[Saved entries]
-----

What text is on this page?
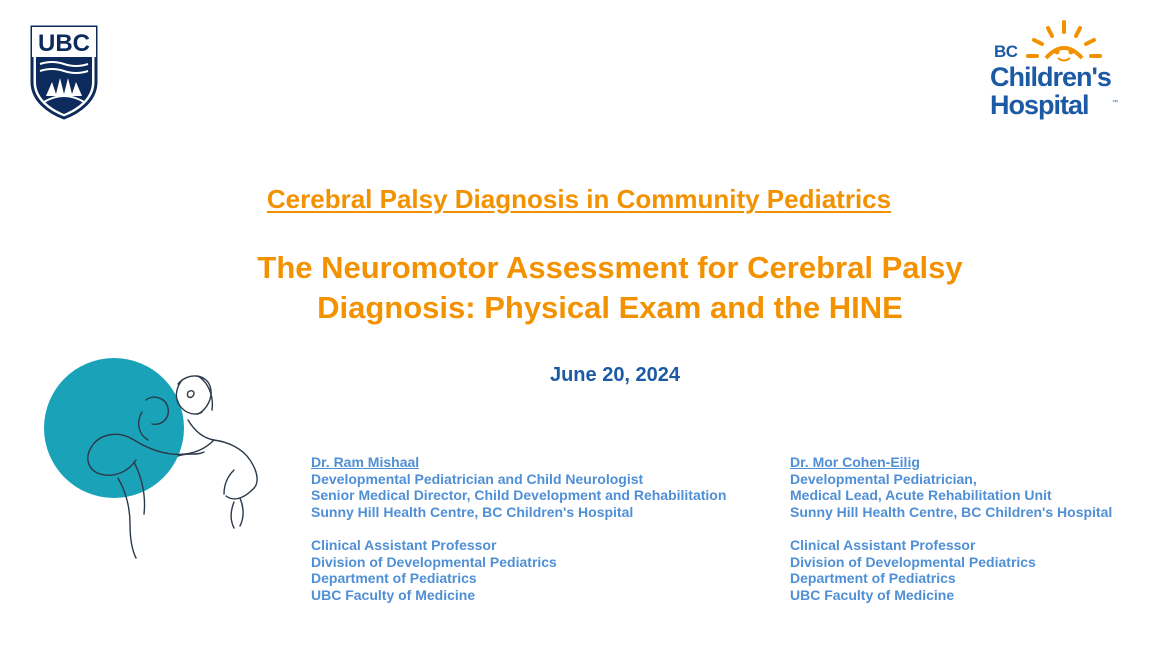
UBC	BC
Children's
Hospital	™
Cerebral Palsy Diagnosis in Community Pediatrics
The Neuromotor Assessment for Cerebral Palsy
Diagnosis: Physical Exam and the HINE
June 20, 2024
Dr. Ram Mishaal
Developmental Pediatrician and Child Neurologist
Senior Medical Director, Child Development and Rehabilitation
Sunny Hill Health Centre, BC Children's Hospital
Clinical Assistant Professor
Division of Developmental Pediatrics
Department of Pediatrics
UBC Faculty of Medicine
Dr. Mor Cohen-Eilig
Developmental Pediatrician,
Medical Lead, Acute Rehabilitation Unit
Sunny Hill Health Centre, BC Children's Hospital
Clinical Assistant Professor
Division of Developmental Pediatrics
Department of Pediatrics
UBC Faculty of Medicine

-----

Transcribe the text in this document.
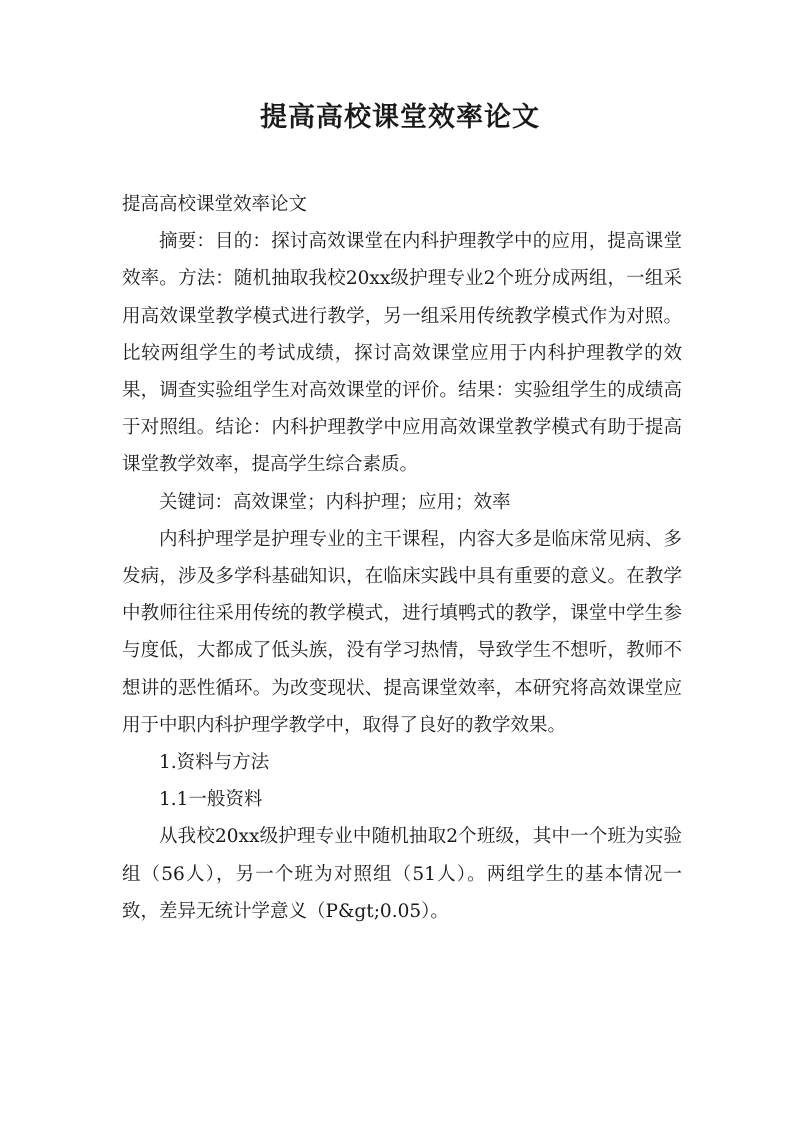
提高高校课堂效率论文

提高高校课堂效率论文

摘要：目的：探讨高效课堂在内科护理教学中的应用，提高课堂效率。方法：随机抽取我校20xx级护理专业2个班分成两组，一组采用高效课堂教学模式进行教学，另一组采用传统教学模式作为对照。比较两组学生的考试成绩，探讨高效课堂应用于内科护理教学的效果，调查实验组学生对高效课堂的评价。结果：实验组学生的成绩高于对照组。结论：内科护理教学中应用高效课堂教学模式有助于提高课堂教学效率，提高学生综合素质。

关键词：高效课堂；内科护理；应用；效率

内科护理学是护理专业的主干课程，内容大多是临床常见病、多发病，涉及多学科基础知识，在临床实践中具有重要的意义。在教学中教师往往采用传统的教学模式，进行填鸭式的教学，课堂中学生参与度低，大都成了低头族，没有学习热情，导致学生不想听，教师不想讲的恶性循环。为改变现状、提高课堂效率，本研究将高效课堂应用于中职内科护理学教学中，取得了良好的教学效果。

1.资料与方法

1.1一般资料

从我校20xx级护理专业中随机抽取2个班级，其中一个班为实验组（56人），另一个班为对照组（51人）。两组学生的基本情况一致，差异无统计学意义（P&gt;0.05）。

-----

● **Aim of the exercise**
Take every line containing the word "Cerebral" and copy it.

● **Written response**
Cerebral Palsy Diagnosis in Community Pediatrics
The Neuromotor Assessment for Cerebral Palsy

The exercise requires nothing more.